=== Enunciado 1 ===
Na entrevista com Samuel Vida, para qual jornal ele falou?

=== Trecho do texto ===
━━━━━━━━━━━━━━━━━━━━━━━━━━━━━━

Professor e pesquisador da Faculdade de Direito da Universidade Federal da Bahia (Ufba), o advogado e analista político Samuel Vida, que já foi filiado ao PT, concedeu entrevista ao jornal Tribuna da Bahia.
Confira:
Tribuna – O senhor tem sido bastante crítico à esquerda baiana. O que senhor pensa sobre a esquerda na Bahia?
Samuel Vida – É sempre perigoso generalizar críticas ou elogios, tendo em vista grupos que são heterogêneos. Quando a gente está falando de esquerda, a gente está falando espectro bastante heterogêneo de agrupamentos políticos que vão do PT, passando pelo PSB, PCdoB, chegando ao PSOL, PSTU. Eu não generalizaria sobre a esquerda, sem fazer essa distinção. Eu preciso focar em uma análise da esquerda que está no governo da Bahia. Aquela que, ao longo dos últimos 17 anos, tem se apresentado como gestora, como proponente de um projeto, de um programa, implementadora de uma política pública no estado da Bahia.
Tribuna – Muita gente tem dito a esquerda que está no poder da Bahia parece muito com o carlismo. O senhor concorda?

━━━━━━━━━━━━━━━━━━━━━━━━━━━━━━

=== Enunciado 2 ===
Converta em tabela Markdown o trecho das linhas de dados que vai do início até a linha que contém "For every button, label, input, icon, or", com as duas pontas incluídas e sem as linhas em branco. Use a coluna "n" para o número de cada linha e a coluna "Linha" para o texto dela.

=== Dados extraídos de uma coleção ===
━━━━━━━━━━━━━━━━━━━━━━━━━━━━━━

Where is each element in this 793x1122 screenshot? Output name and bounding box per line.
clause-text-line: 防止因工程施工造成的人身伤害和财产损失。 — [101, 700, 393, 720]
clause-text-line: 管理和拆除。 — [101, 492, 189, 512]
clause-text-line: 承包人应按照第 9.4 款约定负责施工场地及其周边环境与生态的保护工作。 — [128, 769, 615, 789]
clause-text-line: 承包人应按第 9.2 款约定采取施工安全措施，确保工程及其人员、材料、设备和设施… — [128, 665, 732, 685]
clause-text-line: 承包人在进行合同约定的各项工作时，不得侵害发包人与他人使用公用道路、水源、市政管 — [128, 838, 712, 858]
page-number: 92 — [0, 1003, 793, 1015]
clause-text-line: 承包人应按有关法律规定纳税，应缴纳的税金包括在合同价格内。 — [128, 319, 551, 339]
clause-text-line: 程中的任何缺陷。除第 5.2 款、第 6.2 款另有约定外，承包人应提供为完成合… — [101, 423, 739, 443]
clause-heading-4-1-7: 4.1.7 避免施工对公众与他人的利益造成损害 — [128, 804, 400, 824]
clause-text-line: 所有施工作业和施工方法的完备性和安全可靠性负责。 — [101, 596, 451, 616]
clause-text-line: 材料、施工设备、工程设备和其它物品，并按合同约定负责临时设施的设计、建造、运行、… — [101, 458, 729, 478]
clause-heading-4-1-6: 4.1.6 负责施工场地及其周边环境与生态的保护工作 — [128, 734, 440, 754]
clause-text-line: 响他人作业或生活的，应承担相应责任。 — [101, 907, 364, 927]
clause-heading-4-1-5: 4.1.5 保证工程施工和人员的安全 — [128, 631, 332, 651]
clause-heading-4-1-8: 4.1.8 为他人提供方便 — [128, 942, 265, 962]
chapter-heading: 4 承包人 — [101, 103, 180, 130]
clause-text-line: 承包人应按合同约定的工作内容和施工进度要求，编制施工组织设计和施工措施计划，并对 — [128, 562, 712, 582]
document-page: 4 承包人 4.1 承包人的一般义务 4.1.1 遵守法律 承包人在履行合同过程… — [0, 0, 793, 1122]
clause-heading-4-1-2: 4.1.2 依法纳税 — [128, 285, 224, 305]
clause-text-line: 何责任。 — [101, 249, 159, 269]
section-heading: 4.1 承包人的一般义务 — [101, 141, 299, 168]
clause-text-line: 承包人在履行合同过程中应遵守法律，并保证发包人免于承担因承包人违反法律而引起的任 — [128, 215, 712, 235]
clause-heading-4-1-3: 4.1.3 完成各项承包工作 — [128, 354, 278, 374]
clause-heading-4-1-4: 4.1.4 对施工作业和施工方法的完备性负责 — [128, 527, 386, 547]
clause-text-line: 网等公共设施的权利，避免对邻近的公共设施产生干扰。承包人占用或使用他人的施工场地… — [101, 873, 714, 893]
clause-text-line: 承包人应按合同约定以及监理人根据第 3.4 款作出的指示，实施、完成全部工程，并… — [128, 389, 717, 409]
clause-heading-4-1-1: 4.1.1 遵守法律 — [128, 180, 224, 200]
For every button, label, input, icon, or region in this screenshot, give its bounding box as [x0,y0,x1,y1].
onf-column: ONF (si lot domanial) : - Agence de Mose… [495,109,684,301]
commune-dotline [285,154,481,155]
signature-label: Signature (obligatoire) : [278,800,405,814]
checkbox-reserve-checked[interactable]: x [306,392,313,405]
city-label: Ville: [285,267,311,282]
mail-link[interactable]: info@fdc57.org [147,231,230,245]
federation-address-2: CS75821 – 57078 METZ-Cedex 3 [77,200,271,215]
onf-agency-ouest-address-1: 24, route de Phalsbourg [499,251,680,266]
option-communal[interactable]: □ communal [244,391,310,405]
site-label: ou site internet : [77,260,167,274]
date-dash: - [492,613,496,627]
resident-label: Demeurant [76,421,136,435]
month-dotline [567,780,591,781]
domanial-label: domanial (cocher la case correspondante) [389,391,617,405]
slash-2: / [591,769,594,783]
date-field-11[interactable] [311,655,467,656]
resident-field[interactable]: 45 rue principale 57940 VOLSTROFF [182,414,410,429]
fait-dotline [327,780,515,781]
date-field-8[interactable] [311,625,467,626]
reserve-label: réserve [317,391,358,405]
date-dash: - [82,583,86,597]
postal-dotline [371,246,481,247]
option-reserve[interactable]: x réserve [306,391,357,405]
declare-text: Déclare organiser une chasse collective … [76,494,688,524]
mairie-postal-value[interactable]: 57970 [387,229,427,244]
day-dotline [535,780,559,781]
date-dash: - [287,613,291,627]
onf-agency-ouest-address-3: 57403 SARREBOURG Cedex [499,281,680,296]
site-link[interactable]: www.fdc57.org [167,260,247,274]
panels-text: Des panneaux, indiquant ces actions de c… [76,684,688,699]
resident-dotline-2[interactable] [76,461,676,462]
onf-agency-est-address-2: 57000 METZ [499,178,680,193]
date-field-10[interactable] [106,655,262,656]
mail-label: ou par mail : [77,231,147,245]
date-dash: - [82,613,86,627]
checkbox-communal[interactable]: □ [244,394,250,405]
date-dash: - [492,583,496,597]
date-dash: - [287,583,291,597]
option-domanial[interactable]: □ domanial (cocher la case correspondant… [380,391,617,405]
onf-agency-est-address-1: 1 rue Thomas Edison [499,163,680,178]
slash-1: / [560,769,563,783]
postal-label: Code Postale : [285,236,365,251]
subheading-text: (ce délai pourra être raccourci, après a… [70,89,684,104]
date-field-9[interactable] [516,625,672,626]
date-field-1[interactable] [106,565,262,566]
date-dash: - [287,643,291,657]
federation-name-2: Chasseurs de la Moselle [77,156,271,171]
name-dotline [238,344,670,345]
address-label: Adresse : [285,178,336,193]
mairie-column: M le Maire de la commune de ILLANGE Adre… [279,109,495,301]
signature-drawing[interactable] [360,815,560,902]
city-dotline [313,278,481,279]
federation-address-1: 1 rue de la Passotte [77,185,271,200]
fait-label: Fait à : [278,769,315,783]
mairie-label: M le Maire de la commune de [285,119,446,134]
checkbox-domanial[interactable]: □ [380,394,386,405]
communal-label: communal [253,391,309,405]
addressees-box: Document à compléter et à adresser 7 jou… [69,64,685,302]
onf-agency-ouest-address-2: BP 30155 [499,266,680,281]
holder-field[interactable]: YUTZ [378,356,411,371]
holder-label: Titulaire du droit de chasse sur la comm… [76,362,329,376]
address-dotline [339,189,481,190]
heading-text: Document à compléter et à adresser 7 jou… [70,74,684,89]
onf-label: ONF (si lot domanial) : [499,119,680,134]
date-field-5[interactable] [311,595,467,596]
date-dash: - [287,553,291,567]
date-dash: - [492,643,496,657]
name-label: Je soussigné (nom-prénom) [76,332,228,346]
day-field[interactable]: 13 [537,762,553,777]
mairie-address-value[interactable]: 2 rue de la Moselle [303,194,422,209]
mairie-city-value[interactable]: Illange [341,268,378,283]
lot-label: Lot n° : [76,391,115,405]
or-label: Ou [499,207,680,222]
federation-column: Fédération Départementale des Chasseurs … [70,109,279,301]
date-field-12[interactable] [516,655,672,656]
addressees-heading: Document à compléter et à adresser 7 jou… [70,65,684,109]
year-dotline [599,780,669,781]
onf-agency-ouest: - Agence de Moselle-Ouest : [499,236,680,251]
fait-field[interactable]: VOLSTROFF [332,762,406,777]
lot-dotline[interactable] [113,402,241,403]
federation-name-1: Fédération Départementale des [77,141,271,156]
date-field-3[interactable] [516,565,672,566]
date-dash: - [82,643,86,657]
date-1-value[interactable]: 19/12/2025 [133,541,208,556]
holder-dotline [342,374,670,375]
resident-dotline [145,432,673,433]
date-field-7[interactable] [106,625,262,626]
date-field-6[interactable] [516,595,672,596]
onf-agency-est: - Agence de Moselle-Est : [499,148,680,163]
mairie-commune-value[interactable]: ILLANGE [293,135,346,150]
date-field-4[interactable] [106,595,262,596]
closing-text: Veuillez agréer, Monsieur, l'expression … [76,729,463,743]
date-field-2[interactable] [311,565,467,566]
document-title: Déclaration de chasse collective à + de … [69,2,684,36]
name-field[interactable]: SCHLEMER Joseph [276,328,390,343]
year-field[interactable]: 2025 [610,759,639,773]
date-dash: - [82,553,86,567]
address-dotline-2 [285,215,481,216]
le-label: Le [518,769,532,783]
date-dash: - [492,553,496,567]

━━━━━━━━━━━━━━━━━━━━━━━━━━━━━━

=== Resolução 1 ===
Para o jornal Tribuna da Bahia.

=== Resolução 2 ===
| n | Linha |
|---|---|
| 1 | Where is each element in this 793x1122 screenshot? Output name and bounding box per line. |
| 2 | clause-text-line: 防止因工程施工造成的人身伤害和财产损失。 — [101, 700, 393, 720] |
| 3 | clause-text-line: 管理和拆除。 — [101, 492, 189, 512] |
| 4 | clause-text-line: 承包人应按照第 9.4 款约定负责施工场地及其周边环境与生态的保护工作。 — [128, 769, 615, 789] |
| 5 | clause-text-line: 承包人应按第 9.2 款约定采取施工安全措施，确保工程及其人员、材料、设备和设施… — [128, 665, 732, 685] |
| 6 | clause-text-line: 承包人在进行合同约定的各项工作时，不得侵害发包人与他人使用公用道路、水源、市政管 — [128, 838, 712, 858] |
| 7 | page-number: 92 — [0, 1003, 793, 1015] |
| 8 | clause-text-line: 承包人应按有关法律规定纳税，应缴纳的税金包括在合同价格内。 — [128, 319, 551, 339] |
| 9 | clause-text-line: 程中的任何缺陷。除第 5.2 款、第 6.2 款另有约定外，承包人应提供为完成合… — [101, 423, 739, 443] |
| 10 | clause-heading-4-1-7: 4.1.7 避免施工对公众与他人的利益造成损害 — [128, 804, 400, 824] |
| 11 | clause-text-line: 所有施工作业和施工方法的完备性和安全可靠性负责。 — [101, 596, 451, 616] |
| 12 | clause-text-line: 材料、施工设备、工程设备和其它物品，并按合同约定负责临时设施的设计、建造、运行、… — [101, 458, 729, 478] |
| 13 | clause-heading-4-1-6: 4.1.6 负责施工场地及其周边环境与生态的保护工作 — [128, 734, 440, 754] |
| 14 | clause-text-line: 响他人作业或生活的，应承担相应责任。 — [101, 907, 364, 927] |
| 15 | clause-heading-4-1-5: 4.1.5 保证工程施工和人员的安全 — [128, 631, 332, 651] |
| 16 | clause-heading-4-1-8: 4.1.8 为他人提供方便 — [128, 942, 265, 962] |
| 17 | chapter-heading: 4 承包人 — [101, 103, 180, 130] |
| 18 | clause-text-line: 承包人应按合同约定的工作内容和施工进度要求，编制施工组织设计和施工措施计划，并对 — [128, 562, 712, 582] |
| 19 | document-page: 4 承包人 4.1 承包人的一般义务 4.1.1 遵守法律 承包人在履行合同过程… — [0, 0, 793, 1122] |
| 20 | clause-heading-4-1-2: 4.1.2 依法纳税 — [128, 285, 224, 305] |
| 21 | clause-text-line: 何责任。 — [101, 249, 159, 269] |
| 22 | section-heading: 4.1 承包人的一般义务 — [101, 141, 299, 168] |
| 23 | clause-text-line: 承包人在履行合同过程中应遵守法律，并保证发包人免于承担因承包人违反法律而引起的任 — [128, 215, 712, 235] |
| 24 | clause-heading-4-1-3: 4.1.3 完成各项承包工作 — [128, 354, 278, 374] |
| 25 | clause-heading-4-1-4: 4.1.4 对施工作业和施工方法的完备性负责 — [128, 527, 386, 547] |
| 26 | clause-text-line: 网等公共设施的权利，避免对邻近的公共设施产生干扰。承包人占用或使用他人的施工场地… — [101, 873, 714, 893] |
| 27 | clause-text-line: 承包人应按合同约定以及监理人根据第 3.4 款作出的指示，实施、完成全部工程，并… — [128, 389, 717, 409] |
| 28 | clause-heading-4-1-1: 4.1.1 遵守法律 — [128, 180, 224, 200] |
| 29 | For every button, label, input, icon, or region in this screenshot, give its bounding box as [x0,y0,x1,y1]. |